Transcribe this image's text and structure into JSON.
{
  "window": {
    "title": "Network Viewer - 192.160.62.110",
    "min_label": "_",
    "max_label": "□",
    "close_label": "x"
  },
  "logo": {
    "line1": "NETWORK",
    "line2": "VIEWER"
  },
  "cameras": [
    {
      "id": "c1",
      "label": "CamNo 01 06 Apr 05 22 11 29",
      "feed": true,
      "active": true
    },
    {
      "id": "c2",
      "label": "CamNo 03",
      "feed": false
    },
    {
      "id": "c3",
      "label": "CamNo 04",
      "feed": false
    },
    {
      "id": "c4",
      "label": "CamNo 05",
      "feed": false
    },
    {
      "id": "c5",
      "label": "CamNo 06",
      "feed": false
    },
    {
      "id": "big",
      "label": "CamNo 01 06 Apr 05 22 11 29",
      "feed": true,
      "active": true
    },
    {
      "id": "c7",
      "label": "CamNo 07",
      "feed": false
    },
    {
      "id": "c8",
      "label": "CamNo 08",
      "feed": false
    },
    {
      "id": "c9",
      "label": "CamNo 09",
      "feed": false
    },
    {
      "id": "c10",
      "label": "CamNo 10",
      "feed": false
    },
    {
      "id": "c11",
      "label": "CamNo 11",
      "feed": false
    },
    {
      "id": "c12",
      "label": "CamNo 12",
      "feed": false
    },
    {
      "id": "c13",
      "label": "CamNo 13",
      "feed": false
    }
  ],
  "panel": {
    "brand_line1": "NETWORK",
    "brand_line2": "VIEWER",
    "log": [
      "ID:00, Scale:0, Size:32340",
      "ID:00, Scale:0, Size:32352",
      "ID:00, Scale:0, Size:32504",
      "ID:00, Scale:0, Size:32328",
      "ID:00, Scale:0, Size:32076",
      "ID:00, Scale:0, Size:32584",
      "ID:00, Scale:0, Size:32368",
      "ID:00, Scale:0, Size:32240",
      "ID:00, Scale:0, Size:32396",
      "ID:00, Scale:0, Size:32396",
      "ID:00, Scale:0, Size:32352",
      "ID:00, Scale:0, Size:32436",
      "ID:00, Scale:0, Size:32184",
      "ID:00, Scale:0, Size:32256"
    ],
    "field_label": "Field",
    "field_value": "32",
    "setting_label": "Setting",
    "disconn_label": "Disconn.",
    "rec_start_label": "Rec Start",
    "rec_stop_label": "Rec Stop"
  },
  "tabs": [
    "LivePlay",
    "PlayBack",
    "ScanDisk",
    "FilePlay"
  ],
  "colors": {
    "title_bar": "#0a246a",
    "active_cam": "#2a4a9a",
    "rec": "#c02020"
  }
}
# # # # #
### Exercise goal
Type the whole listing again, unaltered.

### Output below
Transcribe this image's text and structure into JSON.
{
  "window": {
    "title": "Network Viewer - 192.160.62.110",
    "min_label": "_",
    "max_label": "□",
    "close_label": "x"
  },
  "logo": {
    "line1": "NETWORK",
    "line2": "VIEWER"
  },
  "cameras": [
    {
      "id": "c1",
      "label": "CamNo 01 06 Apr 05 22 11 29",
      "feed": true,
      "active": true
    },
    {
      "id": "c2",
      "label": "CamNo 03",
      "feed": false
    },
    {
      "id": "c3",
      "label": "CamNo 04",
      "feed": false
    },
    {
      "id": "c4",
      "label": "CamNo 05",
      "feed": false
    },
    {
      "id": "c5",
      "label": "CamNo 06",
      "feed": false
    },
    {
      "id": "big",
      "label": "CamNo 01 06 Apr 05 22 11 29",
      "feed": true,
      "active": true
    },
    {
      "id": "c7",
      "label": "CamNo 07",
      "feed": false
    },
    {
      "id": "c8",
      "label": "CamNo 08",
      "feed": false
    },
    {
      "id": "c9",
      "label": "CamNo 09",
      "feed": false
    },
    {
      "id": "c10",
      "label": "CamNo 10",
      "feed": false
    },
    {
      "id": "c11",
      "label": "CamNo 11",
      "feed": false
    },
    {
      "id": "c12",
      "label": "CamNo 12",
      "feed": false
    },
    {
      "id": "c13",
      "label": "CamNo 13",
      "feed": false
    }
  ],
  "panel": {
    "brand_line1": "NETWORK",
    "brand_line2": "VIEWER",
    "log": [
      "ID:00, Scale:0, Size:32340",
      "ID:00, Scale:0, Size:32352",
      "ID:00, Scale:0, Size:32504",
      "ID:00, Scale:0, Size:32328",
      "ID:00, Scale:0, Size:32076",
      "ID:00, Scale:0, Size:32584",
      "ID:00, Scale:0, Size:32368",
      "ID:00, Scale:0, Size:32240",
      "ID:00, Scale:0, Size:32396",
      "ID:00, Scale:0, Size:32396",
      "ID:00, Scale:0, Size:32352",
      "ID:00, Scale:0, Size:32436",
      "ID:00, Scale:0, Size:32184",
      "ID:00, Scale:0, Size:32256"
    ],
    "field_label": "Field",
    "field_value": "32",
    "setting_label": "Setting",
    "disconn_label": "Disconn.",
    "rec_start_label": "Rec Start",
    "rec_stop_label": "Rec Stop"
  },
  "tabs": [
    "LivePlay",
    "PlayBack",
    "ScanDisk",
    "FilePlay"
  ],
  "colors": {
    "title_bar": "#0a246a",
    "active_cam": "#2a4a9a",
    "rec": "#c02020"
  }
}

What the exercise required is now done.